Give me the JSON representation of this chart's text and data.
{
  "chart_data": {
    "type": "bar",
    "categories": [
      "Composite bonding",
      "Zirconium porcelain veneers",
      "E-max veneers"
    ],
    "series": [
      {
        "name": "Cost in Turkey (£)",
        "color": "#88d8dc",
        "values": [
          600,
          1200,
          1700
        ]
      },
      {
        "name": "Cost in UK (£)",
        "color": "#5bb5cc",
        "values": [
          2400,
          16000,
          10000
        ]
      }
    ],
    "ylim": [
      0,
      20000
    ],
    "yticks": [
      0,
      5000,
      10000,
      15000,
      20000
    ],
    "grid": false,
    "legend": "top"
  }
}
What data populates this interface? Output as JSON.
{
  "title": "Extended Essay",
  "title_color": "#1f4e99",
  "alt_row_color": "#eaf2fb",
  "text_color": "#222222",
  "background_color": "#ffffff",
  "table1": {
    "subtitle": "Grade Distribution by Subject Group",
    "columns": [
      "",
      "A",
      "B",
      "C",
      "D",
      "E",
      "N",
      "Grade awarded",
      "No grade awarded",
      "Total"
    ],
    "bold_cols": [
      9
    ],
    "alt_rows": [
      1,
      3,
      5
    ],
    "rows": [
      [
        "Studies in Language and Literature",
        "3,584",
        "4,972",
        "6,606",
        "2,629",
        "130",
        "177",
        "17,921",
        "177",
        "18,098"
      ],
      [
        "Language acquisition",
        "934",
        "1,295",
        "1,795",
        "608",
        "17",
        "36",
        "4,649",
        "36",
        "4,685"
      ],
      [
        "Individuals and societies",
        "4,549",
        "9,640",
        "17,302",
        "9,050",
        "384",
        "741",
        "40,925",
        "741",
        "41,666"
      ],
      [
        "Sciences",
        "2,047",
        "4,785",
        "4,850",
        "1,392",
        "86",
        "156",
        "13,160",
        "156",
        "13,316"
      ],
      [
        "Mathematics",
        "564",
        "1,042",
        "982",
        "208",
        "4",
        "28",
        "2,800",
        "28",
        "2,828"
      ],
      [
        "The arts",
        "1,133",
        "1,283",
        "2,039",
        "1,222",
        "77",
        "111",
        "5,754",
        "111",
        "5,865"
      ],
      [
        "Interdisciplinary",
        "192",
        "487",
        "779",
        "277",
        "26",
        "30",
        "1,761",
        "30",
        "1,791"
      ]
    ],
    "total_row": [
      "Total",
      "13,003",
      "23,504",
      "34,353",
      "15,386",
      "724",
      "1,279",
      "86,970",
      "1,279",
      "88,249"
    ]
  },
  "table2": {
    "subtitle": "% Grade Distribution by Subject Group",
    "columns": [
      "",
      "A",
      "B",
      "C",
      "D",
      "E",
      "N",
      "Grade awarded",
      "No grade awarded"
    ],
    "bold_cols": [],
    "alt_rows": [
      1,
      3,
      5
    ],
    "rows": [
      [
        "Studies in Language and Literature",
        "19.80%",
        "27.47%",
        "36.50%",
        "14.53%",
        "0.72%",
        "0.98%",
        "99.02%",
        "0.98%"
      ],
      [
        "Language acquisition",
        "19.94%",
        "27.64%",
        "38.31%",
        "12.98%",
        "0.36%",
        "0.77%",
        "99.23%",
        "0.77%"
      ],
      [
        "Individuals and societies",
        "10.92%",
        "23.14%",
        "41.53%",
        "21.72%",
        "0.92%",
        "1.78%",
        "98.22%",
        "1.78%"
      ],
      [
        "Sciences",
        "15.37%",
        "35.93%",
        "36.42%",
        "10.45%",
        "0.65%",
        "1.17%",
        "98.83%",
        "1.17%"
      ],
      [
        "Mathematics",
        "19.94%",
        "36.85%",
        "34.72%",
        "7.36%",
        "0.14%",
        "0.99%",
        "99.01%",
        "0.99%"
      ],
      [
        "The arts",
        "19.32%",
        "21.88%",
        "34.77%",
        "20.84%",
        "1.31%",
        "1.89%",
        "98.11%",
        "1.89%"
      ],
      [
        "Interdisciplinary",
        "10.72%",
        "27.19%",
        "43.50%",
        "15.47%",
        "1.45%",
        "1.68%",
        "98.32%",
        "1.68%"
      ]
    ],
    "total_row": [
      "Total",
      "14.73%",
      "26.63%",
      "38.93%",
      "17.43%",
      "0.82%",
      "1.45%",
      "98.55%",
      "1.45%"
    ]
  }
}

__________________________________________________

(To do)
Output each record precisely as given.

(Written answer)
Give me the JSON representation of this chart's text and data.
{
  "chart_data": {
    "type": "bar",
    "categories": [
      "Composite bonding",
      "Zirconium porcelain veneers",
      "E-max veneers"
    ],
    "series": [
      {
        "name": "Cost in Turkey (£)",
        "color": "#88d8dc",
        "values": [
          600,
          1200,
          1700
        ]
      },
      {
        "name": "Cost in UK (£)",
        "color": "#5bb5cc",
        "values": [
          2400,
          16000,
          10000
        ]
      }
    ],
    "ylim": [
      0,
      20000
    ],
    "yticks": [
      0,
      5000,
      10000,
      15000,
      20000
    ],
    "grid": false,
    "legend": "top"
  }
}
What data populates this interface? Output as JSON.
{
  "title": "Extended Essay",
  "title_color": "#1f4e99",
  "alt_row_color": "#eaf2fb",
  "text_color": "#222222",
  "background_color": "#ffffff",
  "table1": {
    "subtitle": "Grade Distribution by Subject Group",
    "columns": [
      "",
      "A",
      "B",
      "C",
      "D",
      "E",
      "N",
      "Grade awarded",
      "No grade awarded",
      "Total"
    ],
    "bold_cols": [
      9
    ],
    "alt_rows": [
      1,
      3,
      5
    ],
    "rows": [
      [
        "Studies in Language and Literature",
        "3,584",
        "4,972",
        "6,606",
        "2,629",
        "130",
        "177",
        "17,921",
        "177",
        "18,098"
      ],
      [
        "Language acquisition",
        "934",
        "1,295",
        "1,795",
        "608",
        "17",
        "36",
        "4,649",
        "36",
        "4,685"
      ],
      [
        "Individuals and societies",
        "4,549",
        "9,640",
        "17,302",
        "9,050",
        "384",
        "741",
        "40,925",
        "741",
        "41,666"
      ],
      [
        "Sciences",
        "2,047",
        "4,785",
        "4,850",
        "1,392",
        "86",
        "156",
        "13,160",
        "156",
        "13,316"
      ],
      [
        "Mathematics",
        "564",
        "1,042",
        "982",
        "208",
        "4",
        "28",
        "2,800",
        "28",
        "2,828"
      ],
      [
        "The arts",
        "1,133",
        "1,283",
        "2,039",
        "1,222",
        "77",
        "111",
        "5,754",
        "111",
        "5,865"
      ],
      [
        "Interdisciplinary",
        "192",
        "487",
        "779",
        "277",
        "26",
        "30",
        "1,761",
        "30",
        "1,791"
      ]
    ],
    "total_row": [
      "Total",
      "13,003",
      "23,504",
      "34,353",
      "15,386",
      "724",
      "1,279",
      "86,970",
      "1,279",
      "88,249"
    ]
  },
  "table2": {
    "subtitle": "% Grade Distribution by Subject Group",
    "columns": [
      "",
      "A",
      "B",
      "C",
      "D",
      "E",
      "N",
      "Grade awarded",
      "No grade awarded"
    ],
    "bold_cols": [],
    "alt_rows": [
      1,
      3,
      5
    ],
    "rows": [
      [
        "Studies in Language and Literature",
        "19.80%",
        "27.47%",
        "36.50%",
        "14.53%",
        "0.72%",
        "0.98%",
        "99.02%",
        "0.98%"
      ],
      [
        "Language acquisition",
        "19.94%",
        "27.64%",
        "38.31%",
        "12.98%",
        "0.36%",
        "0.77%",
        "99.23%",
        "0.77%"
      ],
      [
        "Individuals and societies",
        "10.92%",
        "23.14%",
        "41.53%",
        "21.72%",
        "0.92%",
        "1.78%",
        "98.22%",
        "1.78%"
      ],
      [
        "Sciences",
        "15.37%",
        "35.93%",
        "36.42%",
        "10.45%",
        "0.65%",
        "1.17%",
        "98.83%",
        "1.17%"
      ],
      [
        "Mathematics",
        "19.94%",
        "36.85%",
        "34.72%",
        "7.36%",
        "0.14%",
        "0.99%",
        "99.01%",
        "0.99%"
      ],
      [
        "The arts",
        "19.32%",
        "21.88%",
        "34.77%",
        "20.84%",
        "1.31%",
        "1.89%",
        "98.11%",
        "1.89%"
      ],
      [
        "Interdisciplinary",
        "10.72%",
        "27.19%",
        "43.50%",
        "15.47%",
        "1.45%",
        "1.68%",
        "98.32%",
        "1.68%"
      ]
    ],
    "total_row": [
      "Total",
      "14.73%",
      "26.63%",
      "38.93%",
      "17.43%",
      "0.82%",
      "1.45%",
      "98.55%",
      "1.45%"
    ]
  }
}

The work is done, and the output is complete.